EXERCISE TASK - Return every line below as is, leaving out the pictures.

Begin

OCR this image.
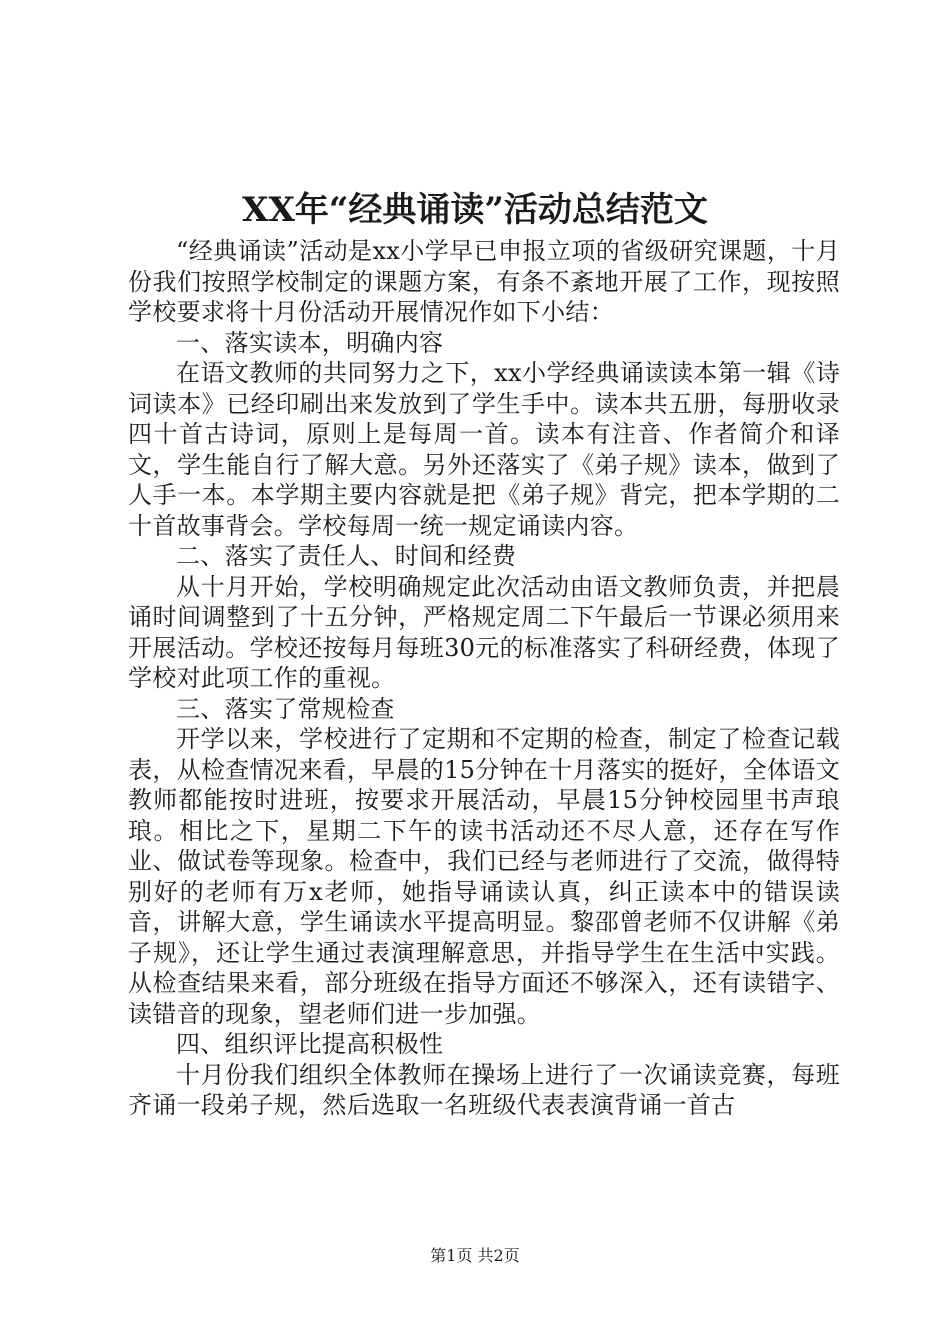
XX年“经典诵读”活动总结范文

“经典诵读”活动是xx小学早已申报立项的省级研究课题，十月份我们按照学校制定的课题方案，有条不紊地开展了工作，现按照学校要求将十月份活动开展情况作如下小结：

一、落实读本，明确内容

在语文教师的共同努力之下，xx小学经典诵读读本第一辑《诗词读本》已经印刷出来发放到了学生手中。读本共五册，每册收录四十首古诗词，原则上是每周一首。读本有注音、作者简介和译文，学生能自行了解大意。另外还落实了《弟子规》读本，做到了人手一本。本学期主要内容就是把《弟子规》背完，把本学期的二十首故事背会。学校每周一统一规定诵读内容。

二、落实了责任人、时间和经费

从十月开始，学校明确规定此次活动由语文教师负责，并把晨诵时间调整到了十五分钟，严格规定周二下午最后一节课必须用来开展活动。学校还按每月每班30元的标准落实了科研经费，体现了学校对此项工作的重视。

三、落实了常规检查

开学以来，学校进行了定期和不定期的检查，制定了检查记载表，从检查情况来看，早晨的15分钟在十月落实的挺好，全体语文教师都能按时进班，按要求开展活动，早晨15分钟校园里书声琅琅。相比之下，星期二下午的读书活动还不尽人意，还存在写作业、做试卷等现象。检查中，我们已经与老师进行了交流，做得特别好的老师有万x老师，她指导诵读认真，纠正读本中的错误读音，讲解大意，学生诵读水平提高明显。黎邵曾老师不仅讲解《弟子规》，还让学生通过表演理解意思，并指导学生在生活中实践。从检查结果来看，部分班级在指导方面还不够深入，还有读错字、读错音的现象，望老师们进一步加强。

四、组织评比提高积极性

十月份我们组织全体教师在操场上进行了一次诵读竞赛，每班齐诵一段弟子规，然后选取一名班级代表表演背诵一首古

第1页 共2页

End

WORKED SOLUTION -
OCR this image.
XX年“经典诵读”活动总结范文

“经典诵读”活动是xx小学早已申报立项的省级研究课题，十月份我们按照学校制定的课题方案，有条不紊地开展了工作，现按照学校要求将十月份活动开展情况作如下小结：

一、落实读本，明确内容

在语文教师的共同努力之下，xx小学经典诵读读本第一辑《诗词读本》已经印刷出来发放到了学生手中。读本共五册，每册收录四十首古诗词，原则上是每周一首。读本有注音、作者简介和译文，学生能自行了解大意。另外还落实了《弟子规》读本，做到了人手一本。本学期主要内容就是把《弟子规》背完，把本学期的二十首故事背会。学校每周一统一规定诵读内容。

二、落实了责任人、时间和经费

从十月开始，学校明确规定此次活动由语文教师负责，并把晨诵时间调整到了十五分钟，严格规定周二下午最后一节课必须用来开展活动。学校还按每月每班30元的标准落实了科研经费，体现了学校对此项工作的重视。

三、落实了常规检查

开学以来，学校进行了定期和不定期的检查，制定了检查记载表，从检查情况来看，早晨的15分钟在十月落实的挺好，全体语文教师都能按时进班，按要求开展活动，早晨15分钟校园里书声琅琅。相比之下，星期二下午的读书活动还不尽人意，还存在写作业、做试卷等现象。检查中，我们已经与老师进行了交流，做得特别好的老师有万x老师，她指导诵读认真，纠正读本中的错误读音，讲解大意，学生诵读水平提高明显。黎邵曾老师不仅讲解《弟子规》，还让学生通过表演理解意思，并指导学生在生活中实践。从检查结果来看，部分班级在指导方面还不够深入，还有读错字、读错音的现象，望老师们进一步加强。

四、组织评比提高积极性

十月份我们组织全体教师在操场上进行了一次诵读竞赛，每班齐诵一段弟子规，然后选取一名班级代表表演背诵一首古

第1页 共2页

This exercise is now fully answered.